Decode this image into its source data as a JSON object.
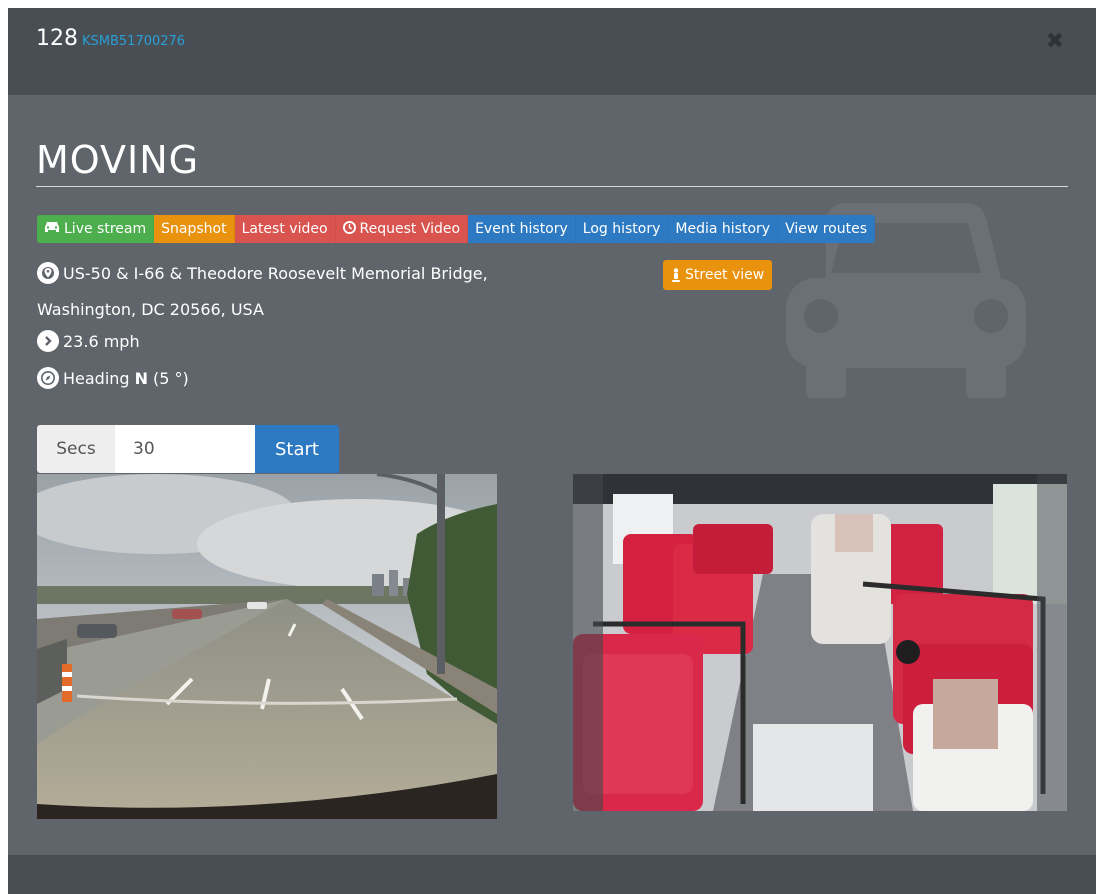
{
  "header": {
    "vehicle_number": "128",
    "vehicle_id": "KSMB51700276",
    "close_symbol": "✖"
  },
  "status": {
    "title": "MOVING"
  },
  "actions": {
    "live_stream": "Live stream",
    "snapshot": "Snapshot",
    "latest_video": "Latest video",
    "request_video": "Request Video",
    "event_history": "Event history",
    "log_history": "Log history",
    "media_history": "Media history",
    "view_routes": "View routes"
  },
  "location": {
    "address_line1": "US-50 & I-66 & Theodore Roosevelt Memorial Bridge,",
    "address_line2": "Washington, DC 20566, USA",
    "street_view_label": "Street view"
  },
  "telemetry": {
    "speed": "23.6 mph",
    "heading_label": "Heading",
    "heading_direction": "N",
    "heading_degrees": "(5 °)"
  },
  "video_request": {
    "secs_label": "Secs",
    "secs_value": "30",
    "start_label": "Start"
  },
  "colors": {
    "modal_bg": "#5f656b",
    "header_bg": "#484e54",
    "green": "#4cae4c",
    "orange": "#e8920d",
    "red": "#d9534f",
    "blue": "#2e7ac2",
    "id_link": "#2a9fd6"
  },
  "icons": {
    "live_stream": "car-icon",
    "request_video": "clock-icon",
    "street_view": "street-view-person-icon",
    "address": "globe-map-pin-icon",
    "speed": "chevron-right-circle-icon",
    "heading": "compass-icon",
    "close": "close-icon",
    "background": "car-silhouette-icon"
  }
}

• Given instruction: A faithful copy of the records above is needed, with the pictures left out.

• Task answer:
Decode this image into its source data as a JSON object.
{
  "header": {
    "vehicle_number": "128",
    "vehicle_id": "KSMB51700276",
    "close_symbol": "✖"
  },
  "status": {
    "title": "MOVING"
  },
  "actions": {
    "live_stream": "Live stream",
    "snapshot": "Snapshot",
    "latest_video": "Latest video",
    "request_video": "Request Video",
    "event_history": "Event history",
    "log_history": "Log history",
    "media_history": "Media history",
    "view_routes": "View routes"
  },
  "location": {
    "address_line1": "US-50 & I-66 & Theodore Roosevelt Memorial Bridge,",
    "address_line2": "Washington, DC 20566, USA",
    "street_view_label": "Street view"
  },
  "telemetry": {
    "speed": "23.6 mph",
    "heading_label": "Heading",
    "heading_direction": "N",
    "heading_degrees": "(5 °)"
  },
  "video_request": {
    "secs_label": "Secs",
    "secs_value": "30",
    "start_label": "Start"
  },
  "colors": {
    "modal_bg": "#5f656b",
    "header_bg": "#484e54",
    "green": "#4cae4c",
    "orange": "#e8920d",
    "red": "#d9534f",
    "blue": "#2e7ac2",
    "id_link": "#2a9fd6"
  },
  "icons": {
    "live_stream": "car-icon",
    "request_video": "clock-icon",
    "street_view": "street-view-person-icon",
    "address": "globe-map-pin-icon",
    "speed": "chevron-right-circle-icon",
    "heading": "compass-icon",
    "close": "close-icon",
    "background": "car-silhouette-icon"
  }
}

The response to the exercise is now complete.